"""
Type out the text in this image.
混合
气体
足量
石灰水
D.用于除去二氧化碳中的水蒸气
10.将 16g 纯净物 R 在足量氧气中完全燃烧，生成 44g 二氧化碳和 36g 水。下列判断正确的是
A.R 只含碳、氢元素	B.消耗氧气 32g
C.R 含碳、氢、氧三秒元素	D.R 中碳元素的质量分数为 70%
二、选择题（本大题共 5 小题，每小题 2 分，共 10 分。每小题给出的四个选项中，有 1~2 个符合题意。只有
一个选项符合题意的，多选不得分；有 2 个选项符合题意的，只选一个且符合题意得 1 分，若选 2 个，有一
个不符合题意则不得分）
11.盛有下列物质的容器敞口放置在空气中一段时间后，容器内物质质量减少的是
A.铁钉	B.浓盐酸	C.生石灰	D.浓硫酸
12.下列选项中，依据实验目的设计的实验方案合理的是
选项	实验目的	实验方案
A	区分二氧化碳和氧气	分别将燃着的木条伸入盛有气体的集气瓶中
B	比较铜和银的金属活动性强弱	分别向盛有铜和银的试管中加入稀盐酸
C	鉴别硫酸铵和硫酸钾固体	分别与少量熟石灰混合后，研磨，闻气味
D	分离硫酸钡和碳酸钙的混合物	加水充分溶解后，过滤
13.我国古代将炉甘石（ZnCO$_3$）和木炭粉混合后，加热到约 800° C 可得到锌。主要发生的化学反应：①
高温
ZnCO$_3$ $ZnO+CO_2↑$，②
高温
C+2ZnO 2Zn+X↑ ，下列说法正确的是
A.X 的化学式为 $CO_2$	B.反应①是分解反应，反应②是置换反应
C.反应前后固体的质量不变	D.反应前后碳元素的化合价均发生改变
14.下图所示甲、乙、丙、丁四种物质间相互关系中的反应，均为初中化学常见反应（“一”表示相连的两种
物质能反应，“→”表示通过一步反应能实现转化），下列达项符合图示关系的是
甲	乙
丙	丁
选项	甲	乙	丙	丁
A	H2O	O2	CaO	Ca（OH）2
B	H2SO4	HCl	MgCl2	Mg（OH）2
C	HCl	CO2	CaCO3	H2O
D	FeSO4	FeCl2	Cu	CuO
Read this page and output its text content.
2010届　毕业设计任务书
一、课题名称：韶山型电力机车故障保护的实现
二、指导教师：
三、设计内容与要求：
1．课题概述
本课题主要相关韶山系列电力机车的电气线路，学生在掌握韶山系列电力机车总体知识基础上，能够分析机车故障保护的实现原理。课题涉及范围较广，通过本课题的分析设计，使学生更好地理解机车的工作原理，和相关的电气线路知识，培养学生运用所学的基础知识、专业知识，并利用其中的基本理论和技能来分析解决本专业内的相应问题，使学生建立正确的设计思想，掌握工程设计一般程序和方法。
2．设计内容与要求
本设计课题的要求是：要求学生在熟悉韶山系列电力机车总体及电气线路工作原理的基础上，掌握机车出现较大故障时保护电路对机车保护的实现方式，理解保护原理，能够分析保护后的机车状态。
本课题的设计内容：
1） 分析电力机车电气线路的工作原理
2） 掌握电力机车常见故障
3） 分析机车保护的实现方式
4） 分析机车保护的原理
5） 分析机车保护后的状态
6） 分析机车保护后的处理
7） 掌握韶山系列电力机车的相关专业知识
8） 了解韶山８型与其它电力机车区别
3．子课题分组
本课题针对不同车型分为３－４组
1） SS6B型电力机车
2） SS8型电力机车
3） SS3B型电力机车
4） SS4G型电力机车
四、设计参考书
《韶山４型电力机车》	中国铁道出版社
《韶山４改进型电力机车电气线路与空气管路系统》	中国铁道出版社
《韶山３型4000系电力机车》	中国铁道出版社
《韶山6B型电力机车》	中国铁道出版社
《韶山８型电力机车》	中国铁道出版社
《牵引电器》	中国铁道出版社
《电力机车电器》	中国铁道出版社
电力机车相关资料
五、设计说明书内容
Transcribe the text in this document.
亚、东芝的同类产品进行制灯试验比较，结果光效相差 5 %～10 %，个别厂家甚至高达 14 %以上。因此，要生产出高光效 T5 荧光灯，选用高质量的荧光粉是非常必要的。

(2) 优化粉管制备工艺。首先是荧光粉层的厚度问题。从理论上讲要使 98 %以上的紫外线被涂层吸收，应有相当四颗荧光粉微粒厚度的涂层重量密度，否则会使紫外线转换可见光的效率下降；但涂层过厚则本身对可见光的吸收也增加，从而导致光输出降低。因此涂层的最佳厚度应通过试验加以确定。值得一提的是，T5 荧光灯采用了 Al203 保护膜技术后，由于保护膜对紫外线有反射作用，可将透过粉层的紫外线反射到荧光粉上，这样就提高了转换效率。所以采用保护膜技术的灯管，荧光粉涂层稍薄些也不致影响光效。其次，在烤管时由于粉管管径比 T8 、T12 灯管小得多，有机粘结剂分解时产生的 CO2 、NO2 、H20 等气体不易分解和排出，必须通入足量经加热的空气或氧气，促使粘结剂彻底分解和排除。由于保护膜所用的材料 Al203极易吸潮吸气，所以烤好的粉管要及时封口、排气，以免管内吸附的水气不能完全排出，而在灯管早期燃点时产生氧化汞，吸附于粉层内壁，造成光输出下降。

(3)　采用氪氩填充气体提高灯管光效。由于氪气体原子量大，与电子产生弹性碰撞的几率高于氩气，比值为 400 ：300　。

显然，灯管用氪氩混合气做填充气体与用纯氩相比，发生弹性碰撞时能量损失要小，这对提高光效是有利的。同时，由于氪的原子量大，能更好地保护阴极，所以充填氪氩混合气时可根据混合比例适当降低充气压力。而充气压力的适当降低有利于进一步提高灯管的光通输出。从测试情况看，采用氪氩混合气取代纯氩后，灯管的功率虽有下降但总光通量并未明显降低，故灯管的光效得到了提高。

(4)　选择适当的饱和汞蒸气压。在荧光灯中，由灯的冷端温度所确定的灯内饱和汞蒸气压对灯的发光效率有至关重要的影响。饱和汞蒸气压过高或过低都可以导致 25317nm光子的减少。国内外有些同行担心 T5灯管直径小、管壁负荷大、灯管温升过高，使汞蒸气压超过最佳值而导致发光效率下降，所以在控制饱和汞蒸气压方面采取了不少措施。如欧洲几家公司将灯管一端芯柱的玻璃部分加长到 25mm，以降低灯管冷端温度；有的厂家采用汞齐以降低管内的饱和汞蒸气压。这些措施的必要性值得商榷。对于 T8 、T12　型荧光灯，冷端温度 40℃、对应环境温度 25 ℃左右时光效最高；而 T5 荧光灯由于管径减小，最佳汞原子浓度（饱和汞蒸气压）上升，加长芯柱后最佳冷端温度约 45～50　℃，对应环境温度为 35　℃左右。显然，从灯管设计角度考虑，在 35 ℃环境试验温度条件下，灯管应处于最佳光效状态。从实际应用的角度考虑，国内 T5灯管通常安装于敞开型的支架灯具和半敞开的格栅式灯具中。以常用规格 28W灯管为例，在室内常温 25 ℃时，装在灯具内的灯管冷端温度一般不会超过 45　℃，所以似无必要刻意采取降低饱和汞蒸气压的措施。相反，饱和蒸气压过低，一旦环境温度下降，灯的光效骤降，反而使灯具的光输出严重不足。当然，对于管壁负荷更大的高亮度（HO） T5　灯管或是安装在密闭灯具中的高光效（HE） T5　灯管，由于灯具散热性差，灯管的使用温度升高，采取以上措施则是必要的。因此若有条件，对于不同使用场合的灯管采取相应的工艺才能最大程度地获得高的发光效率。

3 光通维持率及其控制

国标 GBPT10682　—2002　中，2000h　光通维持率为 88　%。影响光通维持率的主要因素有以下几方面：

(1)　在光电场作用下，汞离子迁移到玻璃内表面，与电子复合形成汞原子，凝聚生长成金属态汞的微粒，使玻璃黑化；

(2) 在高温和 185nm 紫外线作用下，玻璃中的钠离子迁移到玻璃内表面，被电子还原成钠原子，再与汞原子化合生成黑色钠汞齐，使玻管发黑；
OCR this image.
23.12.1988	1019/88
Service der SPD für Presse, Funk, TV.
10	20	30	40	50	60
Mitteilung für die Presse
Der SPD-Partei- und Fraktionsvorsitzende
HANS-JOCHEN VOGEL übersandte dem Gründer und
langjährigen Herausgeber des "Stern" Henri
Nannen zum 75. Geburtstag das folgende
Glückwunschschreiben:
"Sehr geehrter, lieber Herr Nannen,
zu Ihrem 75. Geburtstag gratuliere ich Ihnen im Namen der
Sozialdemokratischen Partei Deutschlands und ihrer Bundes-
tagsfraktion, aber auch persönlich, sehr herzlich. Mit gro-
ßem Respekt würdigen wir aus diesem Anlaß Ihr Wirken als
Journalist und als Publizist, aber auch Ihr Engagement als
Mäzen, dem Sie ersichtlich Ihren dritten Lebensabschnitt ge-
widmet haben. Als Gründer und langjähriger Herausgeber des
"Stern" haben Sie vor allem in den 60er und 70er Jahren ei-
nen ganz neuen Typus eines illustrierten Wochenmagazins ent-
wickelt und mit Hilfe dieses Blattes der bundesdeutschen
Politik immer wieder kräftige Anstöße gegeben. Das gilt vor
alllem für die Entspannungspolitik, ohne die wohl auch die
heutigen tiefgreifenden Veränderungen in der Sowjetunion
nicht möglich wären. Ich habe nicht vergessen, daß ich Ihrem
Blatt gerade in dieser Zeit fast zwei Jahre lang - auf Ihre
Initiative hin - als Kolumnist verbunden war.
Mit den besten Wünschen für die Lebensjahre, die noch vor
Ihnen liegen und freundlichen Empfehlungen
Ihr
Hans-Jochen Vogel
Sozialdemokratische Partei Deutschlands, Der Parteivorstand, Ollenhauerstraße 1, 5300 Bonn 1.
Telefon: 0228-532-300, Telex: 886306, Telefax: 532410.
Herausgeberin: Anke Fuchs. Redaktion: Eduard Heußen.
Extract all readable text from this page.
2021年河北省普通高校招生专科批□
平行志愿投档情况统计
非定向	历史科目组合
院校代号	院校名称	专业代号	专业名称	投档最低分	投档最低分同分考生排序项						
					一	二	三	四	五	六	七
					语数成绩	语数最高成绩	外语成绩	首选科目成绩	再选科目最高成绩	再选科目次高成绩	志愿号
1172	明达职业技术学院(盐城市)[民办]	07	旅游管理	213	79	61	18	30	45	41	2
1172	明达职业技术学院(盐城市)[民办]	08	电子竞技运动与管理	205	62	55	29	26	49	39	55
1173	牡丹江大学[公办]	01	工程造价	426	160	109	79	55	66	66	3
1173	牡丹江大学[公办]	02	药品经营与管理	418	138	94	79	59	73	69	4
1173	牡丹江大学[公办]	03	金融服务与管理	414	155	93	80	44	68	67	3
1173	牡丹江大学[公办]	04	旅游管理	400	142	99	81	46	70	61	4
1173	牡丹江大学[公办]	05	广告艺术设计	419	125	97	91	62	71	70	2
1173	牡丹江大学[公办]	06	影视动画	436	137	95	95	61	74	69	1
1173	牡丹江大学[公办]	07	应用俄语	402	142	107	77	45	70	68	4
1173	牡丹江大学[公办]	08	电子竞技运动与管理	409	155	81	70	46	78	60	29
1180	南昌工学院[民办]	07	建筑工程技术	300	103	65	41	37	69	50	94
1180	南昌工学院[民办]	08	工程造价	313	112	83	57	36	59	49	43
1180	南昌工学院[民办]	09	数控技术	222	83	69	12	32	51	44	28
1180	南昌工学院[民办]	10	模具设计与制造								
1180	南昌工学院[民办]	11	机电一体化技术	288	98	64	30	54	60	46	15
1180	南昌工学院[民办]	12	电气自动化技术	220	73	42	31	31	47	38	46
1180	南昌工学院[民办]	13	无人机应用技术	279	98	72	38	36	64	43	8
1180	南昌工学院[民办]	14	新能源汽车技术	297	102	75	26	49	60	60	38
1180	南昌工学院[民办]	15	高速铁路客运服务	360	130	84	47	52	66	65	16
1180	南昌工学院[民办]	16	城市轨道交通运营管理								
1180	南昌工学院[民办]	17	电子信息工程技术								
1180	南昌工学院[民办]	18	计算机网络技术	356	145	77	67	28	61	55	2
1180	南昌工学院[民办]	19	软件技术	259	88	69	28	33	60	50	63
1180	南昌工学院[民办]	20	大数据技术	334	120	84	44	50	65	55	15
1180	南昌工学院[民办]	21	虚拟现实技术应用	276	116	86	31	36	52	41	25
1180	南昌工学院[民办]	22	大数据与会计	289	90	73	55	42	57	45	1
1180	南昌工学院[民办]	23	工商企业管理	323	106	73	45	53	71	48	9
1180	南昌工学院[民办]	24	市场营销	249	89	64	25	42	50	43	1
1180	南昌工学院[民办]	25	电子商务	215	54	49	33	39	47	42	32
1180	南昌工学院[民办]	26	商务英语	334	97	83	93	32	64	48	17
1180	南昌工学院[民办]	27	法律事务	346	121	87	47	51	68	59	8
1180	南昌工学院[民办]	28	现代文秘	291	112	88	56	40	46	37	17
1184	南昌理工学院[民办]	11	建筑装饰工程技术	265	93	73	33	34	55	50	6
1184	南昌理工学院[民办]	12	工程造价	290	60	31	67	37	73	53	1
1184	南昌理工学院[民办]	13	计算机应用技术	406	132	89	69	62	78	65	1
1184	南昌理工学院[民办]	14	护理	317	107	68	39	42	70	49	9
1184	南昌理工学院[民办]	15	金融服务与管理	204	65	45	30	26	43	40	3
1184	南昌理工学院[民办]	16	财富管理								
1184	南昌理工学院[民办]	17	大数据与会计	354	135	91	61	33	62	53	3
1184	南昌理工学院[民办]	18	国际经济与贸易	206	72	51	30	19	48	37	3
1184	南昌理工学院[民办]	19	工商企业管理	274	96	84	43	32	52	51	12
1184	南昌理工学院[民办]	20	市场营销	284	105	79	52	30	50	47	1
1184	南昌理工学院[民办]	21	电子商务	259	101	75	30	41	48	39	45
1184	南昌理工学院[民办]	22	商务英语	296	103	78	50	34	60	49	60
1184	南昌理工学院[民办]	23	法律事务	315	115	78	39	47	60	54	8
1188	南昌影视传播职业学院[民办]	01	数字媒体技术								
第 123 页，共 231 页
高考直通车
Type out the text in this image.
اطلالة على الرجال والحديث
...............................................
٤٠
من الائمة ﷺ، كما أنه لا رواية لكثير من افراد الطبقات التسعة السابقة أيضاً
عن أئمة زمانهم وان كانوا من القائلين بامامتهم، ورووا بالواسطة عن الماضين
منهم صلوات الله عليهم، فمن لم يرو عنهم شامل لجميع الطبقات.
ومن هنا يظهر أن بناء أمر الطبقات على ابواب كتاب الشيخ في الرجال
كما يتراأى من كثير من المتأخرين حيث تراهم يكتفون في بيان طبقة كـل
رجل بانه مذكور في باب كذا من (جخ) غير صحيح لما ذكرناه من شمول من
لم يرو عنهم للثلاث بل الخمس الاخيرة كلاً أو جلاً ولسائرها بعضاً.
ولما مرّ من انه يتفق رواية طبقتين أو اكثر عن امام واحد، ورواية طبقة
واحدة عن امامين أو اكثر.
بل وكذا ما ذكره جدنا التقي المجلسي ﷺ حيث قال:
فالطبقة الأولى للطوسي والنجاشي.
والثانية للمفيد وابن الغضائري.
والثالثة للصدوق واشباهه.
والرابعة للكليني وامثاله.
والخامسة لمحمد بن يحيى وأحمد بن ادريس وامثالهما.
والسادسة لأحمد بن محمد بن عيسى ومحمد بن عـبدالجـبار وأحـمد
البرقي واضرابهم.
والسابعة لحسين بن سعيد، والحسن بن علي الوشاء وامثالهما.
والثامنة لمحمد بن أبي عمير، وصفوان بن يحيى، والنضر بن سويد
"""
# [Exercise requirements]
In the material above, find each line that contains the word "Nannen", and select it.

# [Exercise result]
Nannen zum 75. Geburtstag das folgende
"Sehr geehrter, lieber Herr Nannen,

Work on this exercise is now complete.